* _Written problem_
Go through the data below. Pull out every line that has the word "焼肉セット".

· · · · ·

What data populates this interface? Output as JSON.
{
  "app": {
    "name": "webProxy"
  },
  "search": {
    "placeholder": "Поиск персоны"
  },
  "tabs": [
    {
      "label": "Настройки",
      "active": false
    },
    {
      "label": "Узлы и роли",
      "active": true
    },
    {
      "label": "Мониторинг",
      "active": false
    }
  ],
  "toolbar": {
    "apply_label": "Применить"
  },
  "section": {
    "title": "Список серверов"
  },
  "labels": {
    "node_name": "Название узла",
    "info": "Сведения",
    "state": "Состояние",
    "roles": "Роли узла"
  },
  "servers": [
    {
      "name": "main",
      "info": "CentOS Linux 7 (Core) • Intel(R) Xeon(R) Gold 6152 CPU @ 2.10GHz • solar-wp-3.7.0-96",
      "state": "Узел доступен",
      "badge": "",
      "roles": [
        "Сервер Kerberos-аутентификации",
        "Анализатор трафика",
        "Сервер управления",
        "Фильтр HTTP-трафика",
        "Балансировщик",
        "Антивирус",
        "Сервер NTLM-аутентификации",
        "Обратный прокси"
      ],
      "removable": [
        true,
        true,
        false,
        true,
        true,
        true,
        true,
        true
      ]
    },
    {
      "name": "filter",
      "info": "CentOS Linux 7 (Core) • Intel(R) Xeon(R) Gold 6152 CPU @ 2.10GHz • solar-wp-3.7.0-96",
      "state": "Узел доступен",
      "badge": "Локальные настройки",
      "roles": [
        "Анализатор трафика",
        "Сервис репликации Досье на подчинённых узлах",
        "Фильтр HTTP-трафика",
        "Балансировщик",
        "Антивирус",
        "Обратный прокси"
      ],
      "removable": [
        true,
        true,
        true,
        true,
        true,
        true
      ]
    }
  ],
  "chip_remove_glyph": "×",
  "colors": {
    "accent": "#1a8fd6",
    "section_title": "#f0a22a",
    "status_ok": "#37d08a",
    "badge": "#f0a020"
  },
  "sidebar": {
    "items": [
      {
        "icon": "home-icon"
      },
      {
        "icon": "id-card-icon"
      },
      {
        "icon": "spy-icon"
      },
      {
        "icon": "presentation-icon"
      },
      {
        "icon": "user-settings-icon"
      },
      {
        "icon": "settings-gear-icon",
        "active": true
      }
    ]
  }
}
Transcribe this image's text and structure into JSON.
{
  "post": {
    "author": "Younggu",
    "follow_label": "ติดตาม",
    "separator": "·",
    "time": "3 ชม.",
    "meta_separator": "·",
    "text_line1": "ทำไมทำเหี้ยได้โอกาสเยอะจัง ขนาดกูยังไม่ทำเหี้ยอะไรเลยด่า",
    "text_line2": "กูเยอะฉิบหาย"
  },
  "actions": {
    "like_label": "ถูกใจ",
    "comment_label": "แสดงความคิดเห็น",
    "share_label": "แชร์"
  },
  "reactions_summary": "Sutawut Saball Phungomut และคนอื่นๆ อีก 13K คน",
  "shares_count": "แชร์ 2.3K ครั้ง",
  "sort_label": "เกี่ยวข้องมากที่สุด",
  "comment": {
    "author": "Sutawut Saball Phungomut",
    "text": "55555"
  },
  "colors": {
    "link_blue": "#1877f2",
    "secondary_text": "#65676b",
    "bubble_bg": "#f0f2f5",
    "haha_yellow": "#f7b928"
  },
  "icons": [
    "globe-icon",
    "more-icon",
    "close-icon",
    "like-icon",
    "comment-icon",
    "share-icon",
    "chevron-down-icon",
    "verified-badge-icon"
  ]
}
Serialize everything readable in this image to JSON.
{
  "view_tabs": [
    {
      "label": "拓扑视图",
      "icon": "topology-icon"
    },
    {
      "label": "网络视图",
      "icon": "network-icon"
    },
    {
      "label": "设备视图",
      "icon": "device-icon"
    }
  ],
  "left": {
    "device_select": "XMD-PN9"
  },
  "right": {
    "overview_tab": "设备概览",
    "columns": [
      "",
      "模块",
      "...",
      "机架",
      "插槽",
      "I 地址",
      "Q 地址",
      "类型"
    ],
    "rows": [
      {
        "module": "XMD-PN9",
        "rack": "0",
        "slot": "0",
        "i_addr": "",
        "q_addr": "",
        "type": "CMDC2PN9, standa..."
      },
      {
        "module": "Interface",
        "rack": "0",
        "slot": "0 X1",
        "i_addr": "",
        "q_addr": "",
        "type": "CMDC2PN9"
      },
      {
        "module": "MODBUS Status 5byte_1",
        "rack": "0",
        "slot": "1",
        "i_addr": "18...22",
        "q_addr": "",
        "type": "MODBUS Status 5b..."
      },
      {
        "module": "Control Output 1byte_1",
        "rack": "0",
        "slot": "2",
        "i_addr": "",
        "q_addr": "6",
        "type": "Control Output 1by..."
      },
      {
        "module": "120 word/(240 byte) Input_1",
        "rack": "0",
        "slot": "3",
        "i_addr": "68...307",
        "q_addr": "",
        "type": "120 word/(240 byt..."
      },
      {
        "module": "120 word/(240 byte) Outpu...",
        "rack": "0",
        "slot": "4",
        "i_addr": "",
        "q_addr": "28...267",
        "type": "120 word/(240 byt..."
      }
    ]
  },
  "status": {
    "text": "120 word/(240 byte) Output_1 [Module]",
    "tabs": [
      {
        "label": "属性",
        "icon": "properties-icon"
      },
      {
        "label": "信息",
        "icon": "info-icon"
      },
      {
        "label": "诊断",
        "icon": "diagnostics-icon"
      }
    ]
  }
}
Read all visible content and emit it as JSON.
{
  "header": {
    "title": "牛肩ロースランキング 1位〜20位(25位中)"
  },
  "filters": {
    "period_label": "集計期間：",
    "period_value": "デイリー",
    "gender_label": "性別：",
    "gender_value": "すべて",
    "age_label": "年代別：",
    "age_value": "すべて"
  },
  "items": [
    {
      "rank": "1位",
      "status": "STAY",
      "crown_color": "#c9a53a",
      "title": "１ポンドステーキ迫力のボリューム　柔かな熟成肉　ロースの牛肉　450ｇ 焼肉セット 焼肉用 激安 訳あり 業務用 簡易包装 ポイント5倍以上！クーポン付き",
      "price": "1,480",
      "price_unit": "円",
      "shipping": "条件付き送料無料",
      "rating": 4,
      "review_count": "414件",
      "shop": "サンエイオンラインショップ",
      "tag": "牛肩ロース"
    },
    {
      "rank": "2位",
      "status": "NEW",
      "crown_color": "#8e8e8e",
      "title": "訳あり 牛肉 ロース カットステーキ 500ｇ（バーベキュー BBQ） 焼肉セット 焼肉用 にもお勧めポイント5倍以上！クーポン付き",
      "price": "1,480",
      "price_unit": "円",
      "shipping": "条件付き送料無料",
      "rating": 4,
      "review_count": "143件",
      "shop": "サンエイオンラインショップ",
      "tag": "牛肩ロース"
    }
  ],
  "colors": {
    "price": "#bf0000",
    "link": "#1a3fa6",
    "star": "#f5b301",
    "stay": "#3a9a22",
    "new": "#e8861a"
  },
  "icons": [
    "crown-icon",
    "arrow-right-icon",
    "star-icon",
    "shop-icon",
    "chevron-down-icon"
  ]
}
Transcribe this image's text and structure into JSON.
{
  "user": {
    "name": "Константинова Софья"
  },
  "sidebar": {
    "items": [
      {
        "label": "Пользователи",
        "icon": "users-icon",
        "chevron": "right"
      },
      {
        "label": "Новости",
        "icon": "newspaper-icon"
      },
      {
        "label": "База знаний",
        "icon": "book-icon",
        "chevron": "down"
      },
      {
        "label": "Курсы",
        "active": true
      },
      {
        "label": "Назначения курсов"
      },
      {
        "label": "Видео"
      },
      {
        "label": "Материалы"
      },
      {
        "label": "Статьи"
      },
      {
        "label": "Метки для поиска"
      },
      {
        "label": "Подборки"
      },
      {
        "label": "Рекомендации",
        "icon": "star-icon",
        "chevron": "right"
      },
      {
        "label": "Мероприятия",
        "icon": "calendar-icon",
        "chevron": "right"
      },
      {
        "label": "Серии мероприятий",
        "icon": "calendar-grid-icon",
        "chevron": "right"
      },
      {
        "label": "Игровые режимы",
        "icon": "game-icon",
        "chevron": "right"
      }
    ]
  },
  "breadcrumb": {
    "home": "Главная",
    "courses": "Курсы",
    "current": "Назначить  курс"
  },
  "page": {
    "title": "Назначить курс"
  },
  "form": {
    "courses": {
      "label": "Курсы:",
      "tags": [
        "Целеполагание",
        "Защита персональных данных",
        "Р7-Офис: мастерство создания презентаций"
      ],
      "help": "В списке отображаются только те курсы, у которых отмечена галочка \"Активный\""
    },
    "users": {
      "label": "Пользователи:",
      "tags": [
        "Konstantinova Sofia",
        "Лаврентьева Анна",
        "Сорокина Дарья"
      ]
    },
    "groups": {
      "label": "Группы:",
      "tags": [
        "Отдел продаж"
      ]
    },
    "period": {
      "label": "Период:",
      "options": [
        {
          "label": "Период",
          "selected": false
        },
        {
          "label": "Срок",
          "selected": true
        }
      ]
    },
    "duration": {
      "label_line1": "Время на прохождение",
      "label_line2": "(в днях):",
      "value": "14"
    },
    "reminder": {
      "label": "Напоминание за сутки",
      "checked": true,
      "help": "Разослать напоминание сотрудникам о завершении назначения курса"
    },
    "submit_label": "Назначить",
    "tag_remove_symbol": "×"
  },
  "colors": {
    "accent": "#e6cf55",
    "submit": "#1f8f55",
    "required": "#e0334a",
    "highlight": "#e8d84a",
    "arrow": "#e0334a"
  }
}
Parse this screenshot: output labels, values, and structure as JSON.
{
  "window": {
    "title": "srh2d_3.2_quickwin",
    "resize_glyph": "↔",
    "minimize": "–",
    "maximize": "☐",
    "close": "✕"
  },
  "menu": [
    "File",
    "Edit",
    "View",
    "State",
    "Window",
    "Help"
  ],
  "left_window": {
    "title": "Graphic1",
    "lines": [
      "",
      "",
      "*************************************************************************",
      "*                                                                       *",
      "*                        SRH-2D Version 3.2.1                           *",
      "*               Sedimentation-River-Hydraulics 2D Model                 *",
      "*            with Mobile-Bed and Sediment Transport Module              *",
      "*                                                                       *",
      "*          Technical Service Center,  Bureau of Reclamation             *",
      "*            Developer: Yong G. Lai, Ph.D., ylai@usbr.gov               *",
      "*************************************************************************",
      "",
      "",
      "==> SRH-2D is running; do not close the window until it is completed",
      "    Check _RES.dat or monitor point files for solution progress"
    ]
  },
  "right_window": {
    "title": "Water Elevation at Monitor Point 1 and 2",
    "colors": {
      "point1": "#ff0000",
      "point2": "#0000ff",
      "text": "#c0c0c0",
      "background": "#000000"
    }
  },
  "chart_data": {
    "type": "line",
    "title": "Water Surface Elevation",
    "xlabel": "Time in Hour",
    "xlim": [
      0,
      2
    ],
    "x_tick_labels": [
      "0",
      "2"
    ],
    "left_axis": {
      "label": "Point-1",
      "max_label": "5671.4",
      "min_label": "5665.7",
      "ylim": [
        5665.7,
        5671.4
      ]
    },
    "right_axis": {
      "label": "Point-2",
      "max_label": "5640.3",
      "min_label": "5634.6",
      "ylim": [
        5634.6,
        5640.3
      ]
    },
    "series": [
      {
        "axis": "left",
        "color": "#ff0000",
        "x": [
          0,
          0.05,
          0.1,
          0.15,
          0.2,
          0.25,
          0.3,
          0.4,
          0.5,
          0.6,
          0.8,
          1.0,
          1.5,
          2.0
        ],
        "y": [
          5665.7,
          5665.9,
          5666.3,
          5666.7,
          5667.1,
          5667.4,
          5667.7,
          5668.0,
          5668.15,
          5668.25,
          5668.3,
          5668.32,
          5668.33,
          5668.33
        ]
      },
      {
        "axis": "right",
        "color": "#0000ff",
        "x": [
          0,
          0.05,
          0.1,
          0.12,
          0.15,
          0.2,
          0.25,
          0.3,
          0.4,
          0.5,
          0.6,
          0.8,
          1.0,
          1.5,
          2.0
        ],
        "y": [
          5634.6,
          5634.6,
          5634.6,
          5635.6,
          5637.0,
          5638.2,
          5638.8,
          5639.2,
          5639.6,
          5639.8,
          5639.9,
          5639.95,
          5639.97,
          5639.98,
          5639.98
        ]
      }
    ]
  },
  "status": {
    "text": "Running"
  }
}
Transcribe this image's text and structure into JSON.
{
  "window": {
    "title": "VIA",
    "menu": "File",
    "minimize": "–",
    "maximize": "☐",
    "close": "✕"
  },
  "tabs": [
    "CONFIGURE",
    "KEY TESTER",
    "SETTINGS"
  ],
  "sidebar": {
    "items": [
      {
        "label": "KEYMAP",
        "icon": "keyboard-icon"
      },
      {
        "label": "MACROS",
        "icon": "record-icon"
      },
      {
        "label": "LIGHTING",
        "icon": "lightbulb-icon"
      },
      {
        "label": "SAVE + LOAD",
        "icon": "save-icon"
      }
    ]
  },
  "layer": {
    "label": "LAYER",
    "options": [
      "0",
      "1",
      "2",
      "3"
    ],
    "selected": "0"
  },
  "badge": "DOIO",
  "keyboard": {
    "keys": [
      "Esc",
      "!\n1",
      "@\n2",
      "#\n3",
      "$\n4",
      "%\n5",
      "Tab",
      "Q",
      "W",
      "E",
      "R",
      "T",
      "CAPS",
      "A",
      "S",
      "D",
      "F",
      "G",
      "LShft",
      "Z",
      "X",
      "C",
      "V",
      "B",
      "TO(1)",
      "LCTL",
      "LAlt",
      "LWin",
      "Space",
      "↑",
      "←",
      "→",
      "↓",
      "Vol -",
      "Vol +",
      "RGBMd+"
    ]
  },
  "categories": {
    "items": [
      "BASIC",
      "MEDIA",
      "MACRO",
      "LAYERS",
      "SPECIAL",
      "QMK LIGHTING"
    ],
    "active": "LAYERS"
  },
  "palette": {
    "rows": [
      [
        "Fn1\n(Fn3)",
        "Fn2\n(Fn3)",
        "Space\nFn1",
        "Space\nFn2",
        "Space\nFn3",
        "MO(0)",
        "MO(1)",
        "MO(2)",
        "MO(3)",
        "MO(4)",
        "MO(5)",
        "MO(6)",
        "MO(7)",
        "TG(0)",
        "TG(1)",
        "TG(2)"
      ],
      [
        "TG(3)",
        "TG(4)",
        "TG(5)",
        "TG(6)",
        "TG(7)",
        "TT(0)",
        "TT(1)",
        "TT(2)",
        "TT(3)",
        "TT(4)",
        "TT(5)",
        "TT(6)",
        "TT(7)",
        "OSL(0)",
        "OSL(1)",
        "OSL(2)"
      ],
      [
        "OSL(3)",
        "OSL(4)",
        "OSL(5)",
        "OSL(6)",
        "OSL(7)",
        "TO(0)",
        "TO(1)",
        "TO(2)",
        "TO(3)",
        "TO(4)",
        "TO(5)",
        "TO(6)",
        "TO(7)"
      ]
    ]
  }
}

· · · · ·

* _Correct answer_
      "title": "１ポンドステーキ迫力のボリューム　柔かな熟成肉　ロースの牛肉　450ｇ 焼肉セット 焼肉用 激安 訳あり 業務用 簡易包装 ポイント5倍以上！クーポン付き",
      "title": "訳あり 牛肉 ロース カットステーキ 500ｇ（バーベキュー BBQ） 焼肉セット 焼肉用 にもお勧めポイント5倍以上！クーポン付き",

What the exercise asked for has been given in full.